Problem requirements: In how many lines of the records does the string "effective" appear? State only the number.

Source records:
***

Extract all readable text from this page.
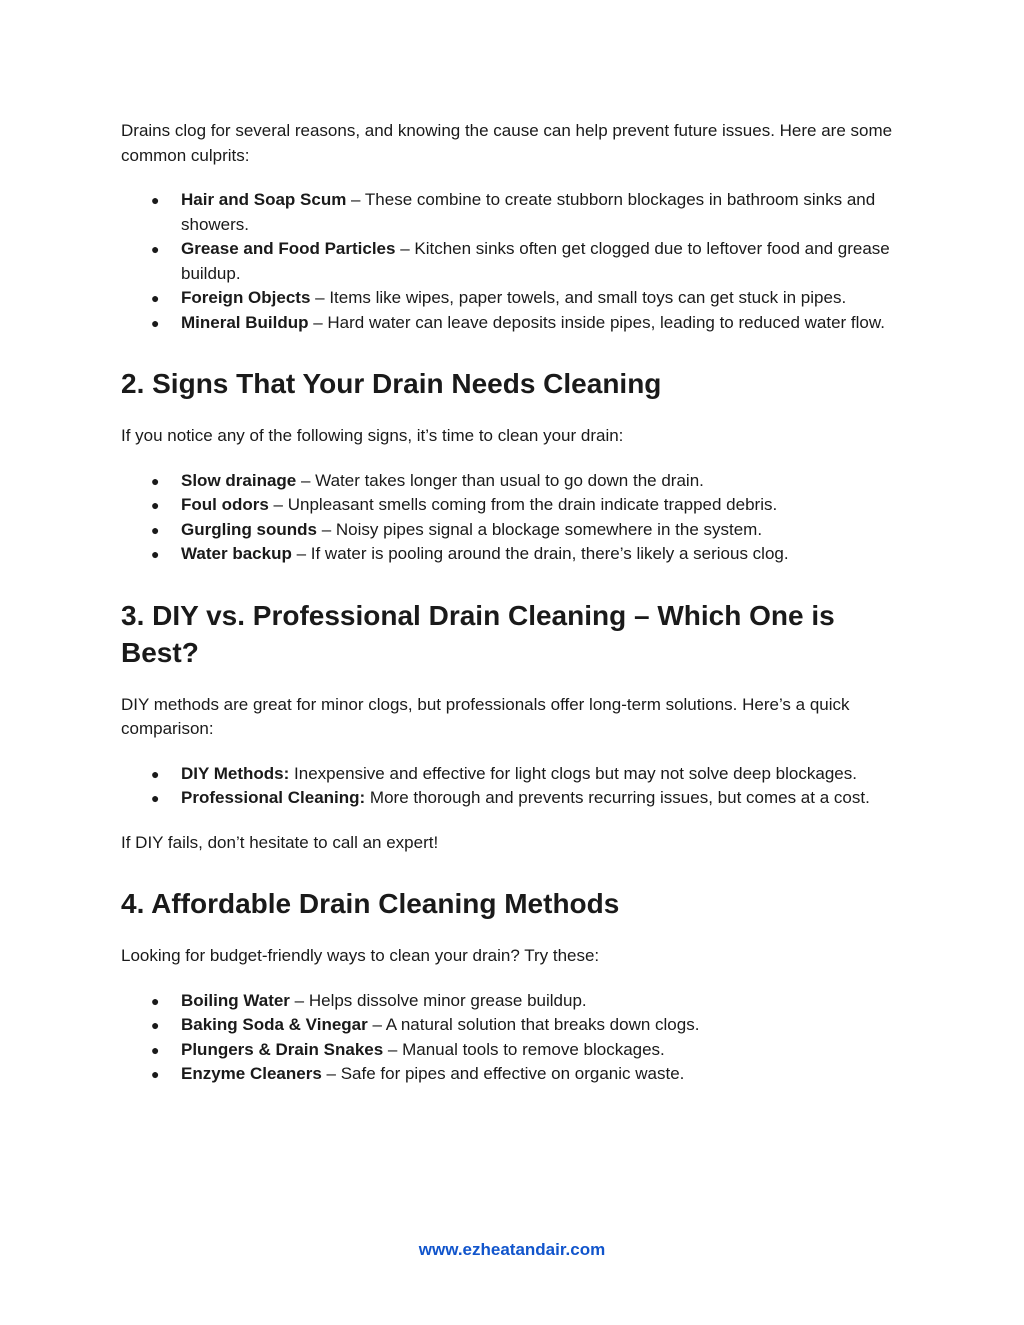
Drains clog for several reasons, and knowing the cause can help prevent future issues. Here are some common culprits:

● Hair and Soap Scum – These combine to create stubborn blockages in bathroom sinks and showers.
● Grease and Food Particles – Kitchen sinks often get clogged due to leftover food and grease buildup.
● Foreign Objects – Items like wipes, paper towels, and small toys can get stuck in pipes.
● Mineral Buildup – Hard water can leave deposits inside pipes, leading to reduced water flow.
2. Signs That Your Drain Needs Cleaning

If you notice any of the following signs, it’s time to clean your drain:

● Slow drainage – Water takes longer than usual to go down the drain.
● Foul odors – Unpleasant smells coming from the drain indicate trapped debris.
● Gurgling sounds – Noisy pipes signal a blockage somewhere in the system.
● Water backup – If water is pooling around the drain, there’s likely a serious clog.
3. DIY vs. Professional Drain Cleaning – Which One is Best?

DIY methods are great for minor clogs, but professionals offer long-term solutions. Here’s a quick comparison:

● DIY Methods: Inexpensive and effective for light clogs but may not solve deep blockages.
● Professional Cleaning: More thorough and prevents recurring issues, but comes at a cost.

If DIY fails, don’t hesitate to call an expert!

4. Affordable Drain Cleaning Methods

Looking for budget-friendly ways to clean your drain? Try these:

● Boiling Water – Helps dissolve minor grease buildup.
● Baking Soda & Vinegar – A natural solution that breaks down clogs.
● Plungers & Drain Snakes – Manual tools to remove blockages.
● Enzyme Cleaners – Safe for pipes and effective on organic waste.
www.ezheatandair.com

***

Written response: 2